### What to produce
Repeat the lines below exactly as they appear, but leave out the images.

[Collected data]
-*-

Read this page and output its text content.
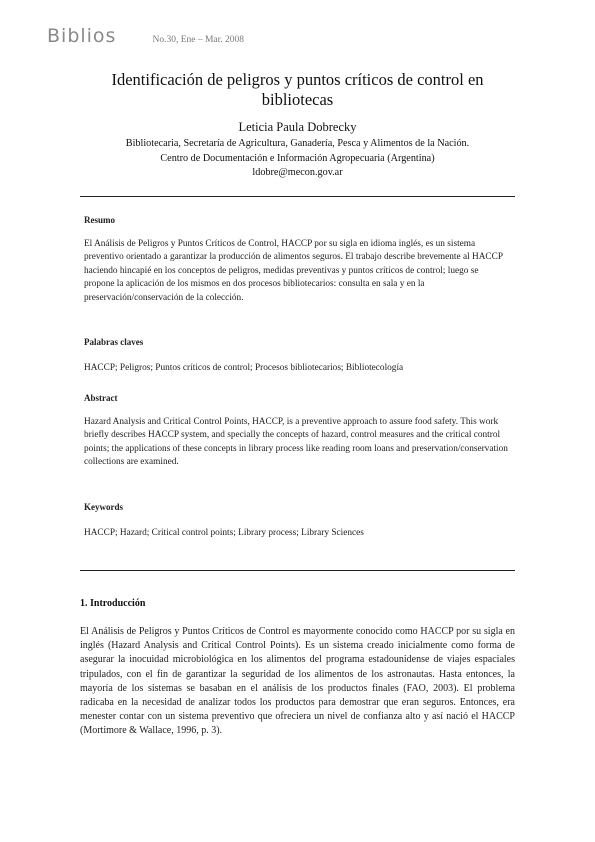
Biblios	No.30, Ene – Mar. 2008
Identificación de peligros y puntos críticos de control en bibliotecas
Leticia Paula Dobrecky
Bibliotecaria, Secretaría de Agricultura, Ganadería, Pesca y Alimentos de la Nación.
Centro de Documentación e Información Agropecuaria (Argentina)
ldobre@mecon.gov.ar
Resumo
El Análisis de Peligros y Puntos Críticos de Control, HACCP por su sigla en idioma inglés, es un sistema preventivo orientado a garantizar la producción de alimentos seguros. El trabajo describe brevemente al HACCP haciendo hincapié en los conceptos de peligros, medidas preventivas y puntos críticos de control; luego se propone la aplicación de los mismos en dos procesos bibliotecarios: consulta en sala y en la preservación/conservación de la colección.
Palabras claves
HACCP; Peligros; Puntos críticos de control; Procesos bibliotecarios; Bibliotecología
Abstract
Hazard Analysis and Critical Control Points, HACCP, is a preventive approach to assure food safety. This work briefly describes HACCP system, and specially the concepts of hazard, control measures and the critical control points; the applications of these concepts in library process like reading room loans and preservation/conservation collections are examined.
Keywords
HACCP; Hazard; Critical control points; Library process; Library Sciences
1. Introducción
El Análisis de Peligros y Puntos Críticos de Control es mayormente conocido como HACCP por su sigla en inglés (Hazard Analysis and Critical Control Points). Es un sistema creado inicialmente como forma de asegurar la inocuidad microbiológica en los alimentos del programa estadounidense de viajes espaciales tripulados, con el fin de garantizar la seguridad de los alimentos de los astronautas. Hasta entonces, la mayoría de los sistemas se basaban en el análisis de los productos finales (FAO, 2003). El problema radicaba en la necesidad de analizar todos los productos para demostrar que eran seguros. Entonces, era menester contar con un sistema preventivo que ofreciera un nivel de confianza alto y así nació el HACCP (Mortimore & Wallace, 1996, p. 3).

-*-

### Complete output
Read this page and output its text content.
Biblios	No.30, Ene – Mar. 2008
Identificación de peligros y puntos críticos de control en bibliotecas
Leticia Paula Dobrecky
Bibliotecaria, Secretaría de Agricultura, Ganadería, Pesca y Alimentos de la Nación.
Centro de Documentación e Información Agropecuaria (Argentina)
ldobre@mecon.gov.ar
Resumo
El Análisis de Peligros y Puntos Críticos de Control, HACCP por su sigla en idioma inglés, es un sistema preventivo orientado a garantizar la producción de alimentos seguros. El trabajo describe brevemente al HACCP haciendo hincapié en los conceptos de peligros, medidas preventivas y puntos críticos de control; luego se propone la aplicación de los mismos en dos procesos bibliotecarios: consulta en sala y en la preservación/conservación de la colección.
Palabras claves
HACCP; Peligros; Puntos críticos de control; Procesos bibliotecarios; Bibliotecología
Abstract
Hazard Analysis and Critical Control Points, HACCP, is a preventive approach to assure food safety. This work briefly describes HACCP system, and specially the concepts of hazard, control measures and the critical control points; the applications of these concepts in library process like reading room loans and preservation/conservation collections are examined.
Keywords
HACCP; Hazard; Critical control points; Library process; Library Sciences
1. Introducción
El Análisis de Peligros y Puntos Críticos de Control es mayormente conocido como HACCP por su sigla en inglés (Hazard Analysis and Critical Control Points). Es un sistema creado inicialmente como forma de asegurar la inocuidad microbiológica en los alimentos del programa estadounidense de viajes espaciales tripulados, con el fin de garantizar la seguridad de los alimentos de los astronautas. Hasta entonces, la mayoría de los sistemas se basaban en el análisis de los productos finales (FAO, 2003). El problema radicaba en la necesidad de analizar todos los productos para demostrar que eran seguros. Entonces, era menester contar con un sistema preventivo que ofreciera un nivel de confianza alto y así nació el HACCP (Mortimore & Wallace, 1996, p. 3).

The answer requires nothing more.